Given data -
* * * * * * *

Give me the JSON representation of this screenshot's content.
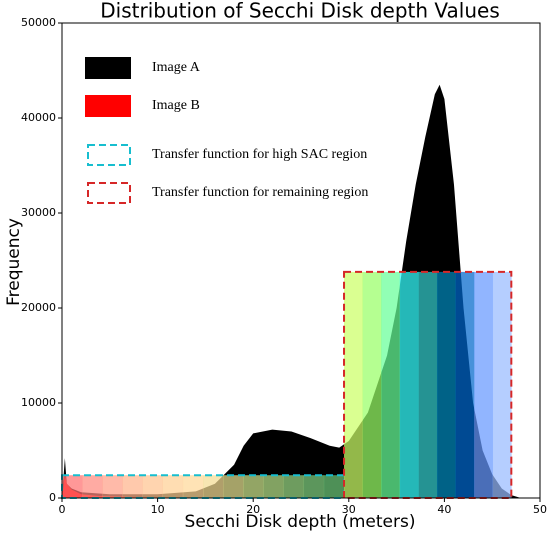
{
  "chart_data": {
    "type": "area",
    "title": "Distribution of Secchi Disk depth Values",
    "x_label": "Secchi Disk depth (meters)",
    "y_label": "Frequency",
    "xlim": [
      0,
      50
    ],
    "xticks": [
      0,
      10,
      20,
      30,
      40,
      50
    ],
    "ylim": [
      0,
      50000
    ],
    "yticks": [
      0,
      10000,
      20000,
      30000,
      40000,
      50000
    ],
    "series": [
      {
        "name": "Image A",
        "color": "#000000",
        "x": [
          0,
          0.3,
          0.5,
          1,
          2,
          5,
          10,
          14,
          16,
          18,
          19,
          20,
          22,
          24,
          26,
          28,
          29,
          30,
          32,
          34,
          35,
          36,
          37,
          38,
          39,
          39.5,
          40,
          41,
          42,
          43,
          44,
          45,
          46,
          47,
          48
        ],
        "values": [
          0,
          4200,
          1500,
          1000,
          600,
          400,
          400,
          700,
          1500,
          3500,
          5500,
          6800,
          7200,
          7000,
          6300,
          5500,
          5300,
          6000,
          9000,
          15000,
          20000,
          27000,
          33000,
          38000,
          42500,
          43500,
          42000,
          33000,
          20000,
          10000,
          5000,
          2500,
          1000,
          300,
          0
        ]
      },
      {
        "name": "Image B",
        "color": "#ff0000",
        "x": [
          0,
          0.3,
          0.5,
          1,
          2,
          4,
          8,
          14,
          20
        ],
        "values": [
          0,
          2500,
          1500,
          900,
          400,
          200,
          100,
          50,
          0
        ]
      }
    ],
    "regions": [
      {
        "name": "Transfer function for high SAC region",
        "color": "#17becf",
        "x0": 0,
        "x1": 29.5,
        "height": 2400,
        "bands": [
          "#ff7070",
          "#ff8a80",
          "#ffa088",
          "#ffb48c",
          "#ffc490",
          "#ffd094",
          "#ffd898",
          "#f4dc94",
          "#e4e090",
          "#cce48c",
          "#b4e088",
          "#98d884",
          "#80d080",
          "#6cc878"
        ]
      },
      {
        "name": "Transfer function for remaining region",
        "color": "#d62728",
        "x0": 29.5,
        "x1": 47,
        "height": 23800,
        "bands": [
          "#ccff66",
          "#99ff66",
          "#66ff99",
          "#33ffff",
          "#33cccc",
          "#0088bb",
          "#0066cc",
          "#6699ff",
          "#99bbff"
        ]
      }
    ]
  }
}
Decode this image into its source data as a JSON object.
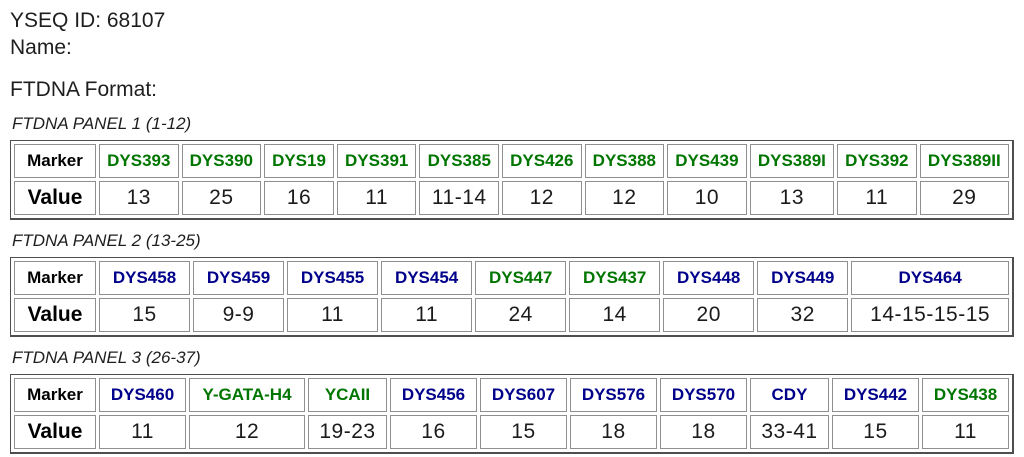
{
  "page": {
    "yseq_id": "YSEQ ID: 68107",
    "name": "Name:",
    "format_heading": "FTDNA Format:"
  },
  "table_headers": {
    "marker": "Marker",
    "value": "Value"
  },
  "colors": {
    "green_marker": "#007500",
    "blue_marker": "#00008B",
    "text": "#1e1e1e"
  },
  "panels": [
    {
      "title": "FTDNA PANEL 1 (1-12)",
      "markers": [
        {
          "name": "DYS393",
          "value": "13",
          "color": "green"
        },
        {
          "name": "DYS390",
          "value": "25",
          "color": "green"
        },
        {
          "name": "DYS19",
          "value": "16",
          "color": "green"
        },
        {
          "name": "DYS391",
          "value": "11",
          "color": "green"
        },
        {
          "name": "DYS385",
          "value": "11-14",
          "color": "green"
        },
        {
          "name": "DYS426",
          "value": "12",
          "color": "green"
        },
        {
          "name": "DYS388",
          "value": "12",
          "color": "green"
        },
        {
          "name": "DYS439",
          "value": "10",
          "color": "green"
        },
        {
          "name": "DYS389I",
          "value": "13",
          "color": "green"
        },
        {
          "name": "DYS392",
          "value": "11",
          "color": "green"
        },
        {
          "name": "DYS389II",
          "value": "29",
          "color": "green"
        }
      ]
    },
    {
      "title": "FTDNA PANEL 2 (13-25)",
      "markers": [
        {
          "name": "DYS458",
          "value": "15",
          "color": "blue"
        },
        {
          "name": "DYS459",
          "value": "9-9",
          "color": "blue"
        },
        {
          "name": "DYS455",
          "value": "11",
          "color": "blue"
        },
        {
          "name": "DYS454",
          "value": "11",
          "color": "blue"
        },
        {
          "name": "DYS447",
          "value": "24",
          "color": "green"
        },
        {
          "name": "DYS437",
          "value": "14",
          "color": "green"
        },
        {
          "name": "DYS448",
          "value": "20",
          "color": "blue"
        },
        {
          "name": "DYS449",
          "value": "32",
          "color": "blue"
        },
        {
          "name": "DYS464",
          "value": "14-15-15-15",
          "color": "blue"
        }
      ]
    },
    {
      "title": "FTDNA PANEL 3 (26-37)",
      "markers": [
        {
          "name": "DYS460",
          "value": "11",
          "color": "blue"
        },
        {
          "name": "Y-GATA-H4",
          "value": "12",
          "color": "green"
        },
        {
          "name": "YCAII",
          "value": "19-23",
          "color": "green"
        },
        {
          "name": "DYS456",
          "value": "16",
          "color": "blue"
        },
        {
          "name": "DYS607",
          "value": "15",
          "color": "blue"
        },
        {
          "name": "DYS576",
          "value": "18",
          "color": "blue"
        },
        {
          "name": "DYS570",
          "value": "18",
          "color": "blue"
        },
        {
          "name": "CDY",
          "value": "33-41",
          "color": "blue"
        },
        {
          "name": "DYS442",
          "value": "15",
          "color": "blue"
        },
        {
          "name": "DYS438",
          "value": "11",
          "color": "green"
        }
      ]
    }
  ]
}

* * * * * * *

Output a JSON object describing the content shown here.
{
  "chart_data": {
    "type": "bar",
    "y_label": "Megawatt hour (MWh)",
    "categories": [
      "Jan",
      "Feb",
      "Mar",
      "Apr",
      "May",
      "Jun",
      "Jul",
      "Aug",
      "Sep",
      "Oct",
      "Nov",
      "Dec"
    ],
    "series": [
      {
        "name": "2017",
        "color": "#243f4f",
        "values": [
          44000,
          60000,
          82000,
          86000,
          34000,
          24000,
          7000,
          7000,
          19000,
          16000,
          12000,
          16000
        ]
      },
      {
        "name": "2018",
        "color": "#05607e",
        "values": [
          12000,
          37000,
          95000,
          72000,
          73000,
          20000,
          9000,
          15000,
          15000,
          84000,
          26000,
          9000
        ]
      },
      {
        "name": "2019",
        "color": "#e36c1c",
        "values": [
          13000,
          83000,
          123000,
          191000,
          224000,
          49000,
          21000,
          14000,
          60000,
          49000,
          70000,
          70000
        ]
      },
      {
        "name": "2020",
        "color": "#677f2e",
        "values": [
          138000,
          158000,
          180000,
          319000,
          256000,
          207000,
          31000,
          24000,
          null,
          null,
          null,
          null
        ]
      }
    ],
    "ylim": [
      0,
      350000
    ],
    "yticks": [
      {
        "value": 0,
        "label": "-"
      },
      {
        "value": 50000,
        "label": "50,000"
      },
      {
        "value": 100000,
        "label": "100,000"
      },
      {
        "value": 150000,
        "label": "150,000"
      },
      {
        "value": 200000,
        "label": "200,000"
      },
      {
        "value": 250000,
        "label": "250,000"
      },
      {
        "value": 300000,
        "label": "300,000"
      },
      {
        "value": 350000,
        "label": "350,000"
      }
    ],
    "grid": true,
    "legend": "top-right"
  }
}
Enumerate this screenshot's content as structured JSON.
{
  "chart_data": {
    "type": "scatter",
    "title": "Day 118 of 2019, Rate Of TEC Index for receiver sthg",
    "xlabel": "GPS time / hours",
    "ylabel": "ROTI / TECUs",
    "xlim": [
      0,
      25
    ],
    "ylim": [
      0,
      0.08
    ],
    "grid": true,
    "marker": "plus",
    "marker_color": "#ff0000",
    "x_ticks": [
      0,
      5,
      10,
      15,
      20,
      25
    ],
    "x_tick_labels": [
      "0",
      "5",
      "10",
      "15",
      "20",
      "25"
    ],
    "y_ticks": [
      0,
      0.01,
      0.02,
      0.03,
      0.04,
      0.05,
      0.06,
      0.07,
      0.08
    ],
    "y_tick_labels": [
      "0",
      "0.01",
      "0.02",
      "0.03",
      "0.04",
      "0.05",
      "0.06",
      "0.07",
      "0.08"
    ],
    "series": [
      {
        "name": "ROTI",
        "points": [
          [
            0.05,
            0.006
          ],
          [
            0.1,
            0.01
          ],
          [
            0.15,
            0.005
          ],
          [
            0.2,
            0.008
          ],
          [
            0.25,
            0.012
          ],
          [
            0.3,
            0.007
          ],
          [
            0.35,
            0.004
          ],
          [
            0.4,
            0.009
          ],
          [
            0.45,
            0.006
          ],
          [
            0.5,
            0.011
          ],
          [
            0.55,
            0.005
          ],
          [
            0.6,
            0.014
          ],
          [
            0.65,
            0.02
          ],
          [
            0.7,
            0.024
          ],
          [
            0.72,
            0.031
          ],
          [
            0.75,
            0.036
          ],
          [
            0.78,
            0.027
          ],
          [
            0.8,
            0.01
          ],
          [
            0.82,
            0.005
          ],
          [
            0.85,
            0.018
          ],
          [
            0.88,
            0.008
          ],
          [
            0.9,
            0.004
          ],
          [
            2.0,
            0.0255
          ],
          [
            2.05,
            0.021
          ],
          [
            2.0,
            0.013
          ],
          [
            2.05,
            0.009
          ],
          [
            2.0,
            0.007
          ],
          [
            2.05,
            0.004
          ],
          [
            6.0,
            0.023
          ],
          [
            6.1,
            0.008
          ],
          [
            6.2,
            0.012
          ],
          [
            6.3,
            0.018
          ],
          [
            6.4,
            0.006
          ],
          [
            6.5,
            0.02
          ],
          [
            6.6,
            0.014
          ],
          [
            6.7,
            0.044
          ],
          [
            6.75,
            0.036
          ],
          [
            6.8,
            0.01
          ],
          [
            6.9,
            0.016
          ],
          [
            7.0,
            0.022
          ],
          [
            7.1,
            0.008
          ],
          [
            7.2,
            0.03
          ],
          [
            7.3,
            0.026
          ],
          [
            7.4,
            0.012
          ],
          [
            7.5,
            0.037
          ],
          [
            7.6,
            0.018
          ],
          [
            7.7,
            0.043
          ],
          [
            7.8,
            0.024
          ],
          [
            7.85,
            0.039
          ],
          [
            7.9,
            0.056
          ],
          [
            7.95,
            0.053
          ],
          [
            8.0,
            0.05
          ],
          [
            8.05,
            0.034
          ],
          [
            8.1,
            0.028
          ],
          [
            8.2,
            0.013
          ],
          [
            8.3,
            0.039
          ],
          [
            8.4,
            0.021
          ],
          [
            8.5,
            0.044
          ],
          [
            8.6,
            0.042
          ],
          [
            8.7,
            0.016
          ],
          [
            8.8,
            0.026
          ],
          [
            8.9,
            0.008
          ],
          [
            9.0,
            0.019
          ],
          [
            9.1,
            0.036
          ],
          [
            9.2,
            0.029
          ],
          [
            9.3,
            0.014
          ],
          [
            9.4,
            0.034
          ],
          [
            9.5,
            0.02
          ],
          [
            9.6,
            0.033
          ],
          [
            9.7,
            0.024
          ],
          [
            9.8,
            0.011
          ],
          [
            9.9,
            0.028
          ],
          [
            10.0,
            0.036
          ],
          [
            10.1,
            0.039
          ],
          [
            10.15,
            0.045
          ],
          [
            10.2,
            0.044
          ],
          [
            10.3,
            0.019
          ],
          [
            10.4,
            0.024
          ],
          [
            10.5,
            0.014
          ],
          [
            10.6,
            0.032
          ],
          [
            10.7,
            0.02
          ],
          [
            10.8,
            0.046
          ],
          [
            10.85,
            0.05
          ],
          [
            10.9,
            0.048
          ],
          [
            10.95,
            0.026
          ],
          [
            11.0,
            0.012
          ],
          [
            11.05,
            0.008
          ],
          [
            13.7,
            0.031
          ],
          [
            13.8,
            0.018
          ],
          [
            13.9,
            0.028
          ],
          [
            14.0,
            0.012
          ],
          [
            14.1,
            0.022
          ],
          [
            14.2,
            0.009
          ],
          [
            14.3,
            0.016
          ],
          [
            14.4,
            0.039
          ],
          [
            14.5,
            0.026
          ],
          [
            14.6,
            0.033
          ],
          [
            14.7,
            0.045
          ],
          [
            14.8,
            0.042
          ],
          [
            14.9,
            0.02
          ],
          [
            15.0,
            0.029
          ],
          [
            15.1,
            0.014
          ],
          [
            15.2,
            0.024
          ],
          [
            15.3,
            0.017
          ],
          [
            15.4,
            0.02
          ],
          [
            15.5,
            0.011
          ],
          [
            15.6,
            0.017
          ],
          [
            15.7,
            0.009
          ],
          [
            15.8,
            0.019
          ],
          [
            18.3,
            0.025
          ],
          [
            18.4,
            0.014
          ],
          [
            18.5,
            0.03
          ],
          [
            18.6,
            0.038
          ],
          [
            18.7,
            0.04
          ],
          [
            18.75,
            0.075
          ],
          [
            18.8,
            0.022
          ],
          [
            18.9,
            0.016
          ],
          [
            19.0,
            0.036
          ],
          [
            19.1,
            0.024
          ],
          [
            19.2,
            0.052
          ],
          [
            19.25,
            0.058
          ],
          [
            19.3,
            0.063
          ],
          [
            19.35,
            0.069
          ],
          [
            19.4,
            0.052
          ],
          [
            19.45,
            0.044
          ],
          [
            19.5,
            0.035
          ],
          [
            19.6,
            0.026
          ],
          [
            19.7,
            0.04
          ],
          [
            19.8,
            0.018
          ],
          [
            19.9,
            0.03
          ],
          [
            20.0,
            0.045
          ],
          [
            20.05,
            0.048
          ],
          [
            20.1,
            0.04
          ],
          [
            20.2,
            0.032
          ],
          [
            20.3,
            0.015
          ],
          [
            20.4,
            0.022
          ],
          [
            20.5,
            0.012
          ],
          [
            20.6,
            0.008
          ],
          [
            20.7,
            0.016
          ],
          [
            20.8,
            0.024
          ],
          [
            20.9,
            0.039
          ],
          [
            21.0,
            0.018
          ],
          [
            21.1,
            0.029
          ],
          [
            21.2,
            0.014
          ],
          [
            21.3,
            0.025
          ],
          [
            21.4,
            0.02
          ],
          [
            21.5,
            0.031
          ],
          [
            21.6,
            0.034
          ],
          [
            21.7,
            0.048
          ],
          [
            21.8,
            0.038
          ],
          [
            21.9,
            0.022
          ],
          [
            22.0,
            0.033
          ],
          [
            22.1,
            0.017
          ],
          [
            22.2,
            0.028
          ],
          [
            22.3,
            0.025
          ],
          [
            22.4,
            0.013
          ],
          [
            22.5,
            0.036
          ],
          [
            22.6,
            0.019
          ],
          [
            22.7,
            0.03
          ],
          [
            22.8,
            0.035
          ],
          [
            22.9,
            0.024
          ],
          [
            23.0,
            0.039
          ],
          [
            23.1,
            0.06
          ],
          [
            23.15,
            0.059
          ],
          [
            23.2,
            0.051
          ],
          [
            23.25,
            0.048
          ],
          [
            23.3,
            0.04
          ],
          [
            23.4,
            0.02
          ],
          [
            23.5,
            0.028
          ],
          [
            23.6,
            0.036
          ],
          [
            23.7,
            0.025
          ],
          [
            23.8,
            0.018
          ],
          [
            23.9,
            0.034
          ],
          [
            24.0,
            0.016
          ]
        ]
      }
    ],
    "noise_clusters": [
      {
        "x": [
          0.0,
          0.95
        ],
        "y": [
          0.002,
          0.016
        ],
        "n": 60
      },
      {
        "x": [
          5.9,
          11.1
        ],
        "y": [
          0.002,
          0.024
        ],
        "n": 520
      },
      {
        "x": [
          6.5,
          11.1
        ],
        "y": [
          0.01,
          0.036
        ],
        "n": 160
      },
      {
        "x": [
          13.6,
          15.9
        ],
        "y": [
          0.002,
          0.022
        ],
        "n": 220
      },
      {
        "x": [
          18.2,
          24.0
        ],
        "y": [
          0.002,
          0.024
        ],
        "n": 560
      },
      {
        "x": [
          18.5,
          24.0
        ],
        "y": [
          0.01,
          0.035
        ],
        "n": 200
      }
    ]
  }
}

* * * * * * *

Given instruction - Give the number of lines above that hold the word "content", and nothing more.

Solved problem - 3